For the string "Abhängigkeit", search the entries below and copy every line where it appears.

═══ Recorded data

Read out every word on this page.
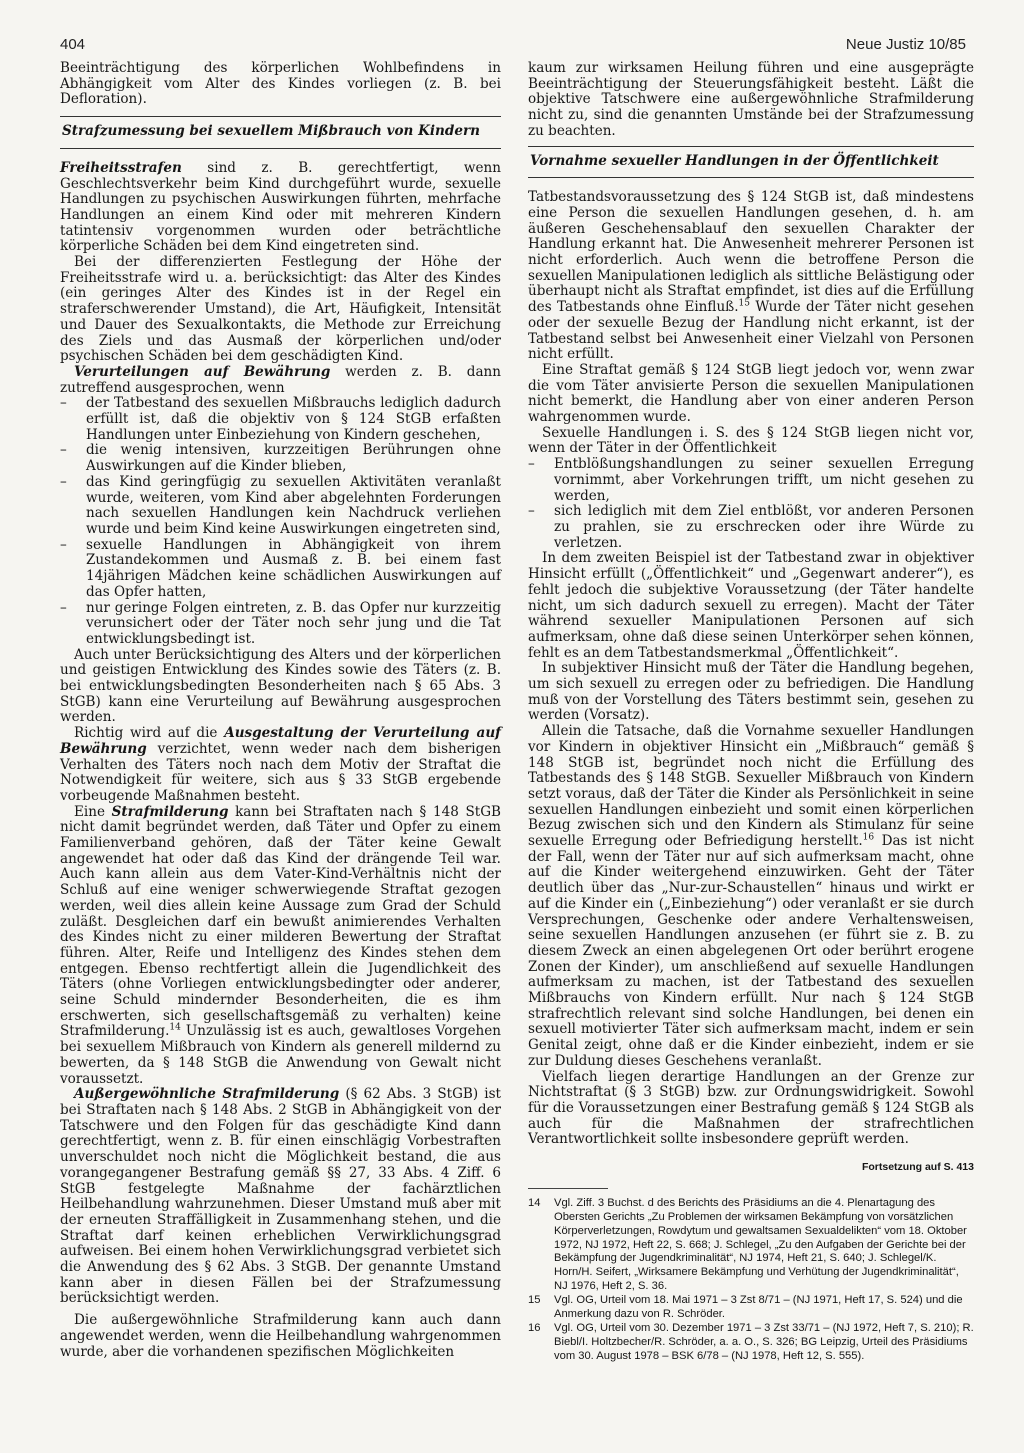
404	Neue Justiz 10/85

Beeinträchtigung des körperlichen Wohlbefindens in Abhängigkeit vom Alter des Kindes vorliegen (z. B. bei Defloration).

Strafzumessung bei sexuellem Mißbrauch von Kindern

Freiheitsstrafen sind z. B. gerechtfertigt, wenn Geschlechtsverkehr beim Kind durchgeführt wurde, sexuelle Handlungen zu psychischen Auswirkungen führten, mehrfache Handlungen an einem Kind oder mit mehreren Kindern tatintensiv vorgenommen wurden oder beträchtliche körperliche Schäden bei dem Kind eingetreten sind.

Bei der differenzierten Festlegung der Höhe der Freiheitsstrafe wird u. a. berücksichtigt: das Alter des Kindes (ein geringes Alter des Kindes ist in der Regel ein straferschwerender Umstand), die Art, Häufigkeit, Intensität und Dauer des Sexualkontakts, die Methode zur Erreichung des Ziels und das Ausmaß der körperlichen und/oder psychischen Schäden bei dem geschädigten Kind.

Verurteilungen auf Bewährung werden z. B. dann zutreffend ausgesprochen, wenn

– der Tatbestand des sexuellen Mißbrauchs lediglich dadurch erfüllt ist, daß die objektiv von § 124 StGB erfaßten Handlungen unter Einbeziehung von Kindern geschehen,
– die wenig intensiven, kurzzeitigen Berührungen ohne Auswirkungen auf die Kinder blieben,
– das Kind geringfügig zu sexuellen Aktivitäten veranlaßt wurde, weiteren, vom Kind aber abgelehnten Forderungen nach sexuellen Handlungen kein Nachdruck verliehen wurde und beim Kind keine Auswirkungen eingetreten sind,
– sexuelle Handlungen in Abhängigkeit von ihrem Zustandekommen und Ausmaß z. B. bei einem fast 14jährigen Mädchen keine schädlichen Auswirkungen auf das Opfer hatten,
– nur geringe Folgen eintreten, z. B. das Opfer nur kurzzeitig verunsichert oder der Täter noch sehr jung und die Tat entwicklungsbedingt ist.

Auch unter Berücksichtigung des Alters und der körperlichen und geistigen Entwicklung des Kindes sowie des Täters (z. B. bei entwicklungsbedingten Besonderheiten nach § 65 Abs. 3 StGB) kann eine Verurteilung auf Bewährung ausgesprochen werden.

Richtig wird auf die Ausgestaltung der Verurteilung auf Bewährung verzichtet, wenn weder nach dem bisherigen Verhalten des Täters noch nach dem Motiv der Straftat die Notwendigkeit für weitere, sich aus § 33 StGB ergebende vorbeugende Maßnahmen besteht.

Eine Strafmilderung kann bei Straftaten nach § 148 StGB nicht damit begründet werden, daß Täter und Opfer zu einem Familienverband gehören, daß der Täter keine Gewalt angewendet hat oder daß das Kind der drängende Teil war. Auch kann allein aus dem Vater-Kind-Verhältnis nicht der Schluß auf eine weniger schwerwiegende Straftat gezogen werden, weil dies allein keine Aussage zum Grad der Schuld zuläßt. Desgleichen darf ein bewußt animierendes Verhalten des Kindes nicht zu einer milderen Bewertung der Straftat führen. Alter, Reife und Intelligenz des Kindes stehen dem entgegen. Ebenso rechtfertigt allein die Jugendlichkeit des Täters (ohne Vorliegen entwicklungsbedingter oder anderer, seine Schuld mindernder Besonderheiten, die es ihm erschwerten, sich gesellschaftsgemäß zu verhalten) keine Strafmilderung.$^{14}$ Unzulässig ist es auch, gewaltloses Vorgehen bei sexuellem Mißbrauch von Kindern als generell mildernd zu bewerten, da § 148 StGB die Anwendung von Gewalt nicht voraussetzt.

Außergewöhnliche Strafmilderung (§ 62 Abs. 3 StGB) ist bei Straftaten nach § 148 Abs. 2 StGB in Abhängigkeit von der Tatschwere und den Folgen für das geschädigte Kind dann gerechtfertigt, wenn z. B. für einen einschlägig Vorbestraften unverschuldet noch nicht die Möglichkeit bestand, die aus vorangegangener Bestrafung gemäß §§ 27, 33 Abs. 4 Ziff. 6 StGB festgelegte Maßnahme der fachärztlichen Heilbehandlung wahrzunehmen. Dieser Umstand muß aber mit der erneuten Straffälligkeit in Zusammenhang stehen, und die Straftat darf keinen erheblichen Verwirklichungsgrad aufweisen. Bei einem hohen Verwirklichungsgrad verbietet sich die Anwendung des § 62 Abs. 3 StGB. Der genannte Umstand kann aber in diesen Fällen bei der Strafzumessung berücksichtigt werden.

Die außergewöhnliche Strafmilderung kann auch dann angewendet werden, wenn die Heilbehandlung wahrgenommen wurde, aber die vorhandenen spezifischen Möglichkeiten

kaum zur wirksamen Heilung führen und eine ausgeprägte Beeinträchtigung der Steuerungsfähigkeit besteht. Läßt die objektive Tatschwere eine außergewöhnliche Strafmilderung nicht zu, sind die genannten Umstände bei der Strafzumessung zu beachten.

Vornahme sexueller Handlungen in der Öffentlichkeit

Tatbestandsvoraussetzung des § 124 StGB ist, daß mindestens eine Person die sexuellen Handlungen gesehen, d. h. am äußeren Geschehensablauf den sexuellen Charakter der Handlung erkannt hat. Die Anwesenheit mehrerer Personen ist nicht erforderlich. Auch wenn die betroffene Person die sexuellen Manipulationen lediglich als sittliche Belästigung oder überhaupt nicht als Straftat empfindet, ist dies auf die Erfüllung des Tatbestands ohne Einfluß.$^{15}$ Wurde der Täter nicht gesehen oder der sexuelle Bezug der Handlung nicht erkannt, ist der Tatbestand selbst bei Anwesenheit einer Vielzahl von Personen nicht erfüllt.

Eine Straftat gemäß § 124 StGB liegt jedoch vor, wenn zwar die vom Täter anvisierte Person die sexuellen Manipulationen nicht bemerkt, die Handlung aber von einer anderen Person wahrgenommen wurde.

Sexuelle Handlungen i. S. des § 124 StGB liegen nicht vor, wenn der Täter in der Öffentlichkeit

– Entblößungshandlungen zu seiner sexuellen Erregung vornimmt, aber Vorkehrungen trifft, um nicht gesehen zu werden,
– sich lediglich mit dem Ziel entblößt, vor anderen Personen zu prahlen, sie zu erschrecken oder ihre Würde zu verletzen.

In dem zweiten Beispiel ist der Tatbestand zwar in objektiver Hinsicht erfüllt („Öffentlichkeit“ und „Gegenwart anderer“), es fehlt jedoch die subjektive Voraussetzung (der Täter handelte nicht, um sich dadurch sexuell zu erregen). Macht der Täter während sexueller Manipulationen Personen auf sich aufmerksam, ohne daß diese seinen Unterkörper sehen können, fehlt es an dem Tatbestandsmerkmal „Öffentlichkeit“.

In subjektiver Hinsicht muß der Täter die Handlung begehen, um sich sexuell zu erregen oder zu befriedigen. Die Handlung muß von der Vorstellung des Täters bestimmt sein, gesehen zu werden (Vorsatz).

Allein die Tatsache, daß die Vornahme sexueller Handlungen vor Kindern in objektiver Hinsicht ein „Mißbrauch“ gemäß § 148 StGB ist, begründet noch nicht die Erfüllung des Tatbestands des § 148 StGB. Sexueller Mißbrauch von Kindern setzt voraus, daß der Täter die Kinder als Persönlichkeit in seine sexuellen Handlungen einbezieht und somit einen körperlichen Bezug zwischen sich und den Kindern als Stimulanz für seine sexuelle Erregung oder Befriedigung herstellt.$^{16}$ Das ist nicht der Fall, wenn der Täter nur auf sich aufmerksam macht, ohne auf die Kinder weitergehend einzuwirken. Geht der Täter deutlich über das „Nur-zur-Schaustellen“ hinaus und wirkt er auf die Kinder ein („Einbeziehung“) oder veranlaßt er sie durch Versprechungen, Geschenke oder andere Verhaltensweisen, seine sexuellen Handlungen anzusehen (er führt sie z. B. zu diesem Zweck an einen abgelegenen Ort oder berührt erogene Zonen der Kinder), um anschließend auf sexuelle Handlungen aufmerksam zu machen, ist der Tatbestand des sexuellen Mißbrauchs von Kindern erfüllt. Nur nach § 124 StGB strafrechtlich relevant sind solche Handlungen, bei denen ein sexuell motivierter Täter sich aufmerksam macht, indem er sein Genital zeigt, ohne daß er die Kinder einbezieht, indem er sie zur Duldung dieses Geschehens veranlaßt.

Vielfach liegen derartige Handlungen an der Grenze zur Nichtstraftat (§ 3 StGB) bzw. zur Ordnungswidrigkeit. Sowohl für die Voraussetzungen einer Bestrafung gemäß § 124 StGB als auch für die Maßnahmen der strafrechtlichen Verantwortlichkeit sollte insbesondere geprüft werden.

Fortsetzung auf S. 413
14	Vgl. Ziff. 3 Buchst. d des Berichts des Präsidiums an die 4. Plenartagung des Obersten Gerichts „Zu Problemen der wirksamen Bekämpfung von vorsätzlichen Körperverletzungen, Rowdytum und gewaltsamen Sexualdelikten“ vom 18. Oktober 1972, NJ 1972, Heft 22, S. 668; J. Schlegel, „Zu den Aufgaben der Gerichte bei der Bekämpfung der Jugendkriminalität“, NJ 1974, Heft 21, S. 640; J. Schlegel/K. Horn/H. Seifert, „Wirksamere Bekämpfung und Verhütung der Jugendkriminalität“, NJ 1976, Heft 2, S. 36.
15	Vgl. OG, Urteil vom 18. Mai 1971 – 3 Zst 8/71 – (NJ 1971, Heft 17, S. 524) und die Anmerkung dazu von R. Schröder.
16	Vgl. OG, Urteil vom 30. Dezember 1971 – 3 Zst 33/71 – (NJ 1972, Heft 7, S. 210); R. Biebl/I. Holtzbecher/R. Schröder, a. a. O., S. 326; BG Leipzig, Urteil des Präsidiums vom 30. August 1978 – BSK 6/78 – (NJ 1978, Heft 12, S. 555).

══════

## Result of this task
Beeinträchtigung des körperlichen Wohlbefindens in Abhängigkeit vom Alter des Kindes vorliegen (z. B. bei Defloration).
– sexuelle Handlungen in Abhängigkeit von ihrem Zustandekommen und Ausmaß z. B. bei einem fast 14jährigen Mädchen keine schädlichen Auswirkungen auf das Opfer hatten,
Außergewöhnliche Strafmilderung (§ 62 Abs. 3 StGB) ist bei Straftaten nach § 148 Abs. 2 StGB in Abhängigkeit von der Tatschwere und den Folgen für das geschädigte Kind dann gerechtfertigt, wenn z. B. für einen einschlägig Vorbestraften unverschuldet noch nicht die Möglichkeit bestand, die aus vorangegangener Bestrafung gemäß §§ 27, 33 Abs. 4 Ziff. 6 StGB festgelegte Maßnahme der fachärztlichen Heilbehandlung wahrzunehmen. Dieser Umstand muß aber mit der erneuten Straffälligkeit in Zusammenhang stehen, und die Straftat darf keinen erheblichen Verwirklichungsgrad aufweisen. Bei einem hohen Verwirklichungsgrad verbietet sich die Anwendung des § 62 Abs. 3 StGB. Der genannte Umstand kann aber in diesen Fällen bei der Strafzumessung berücksichtigt werden.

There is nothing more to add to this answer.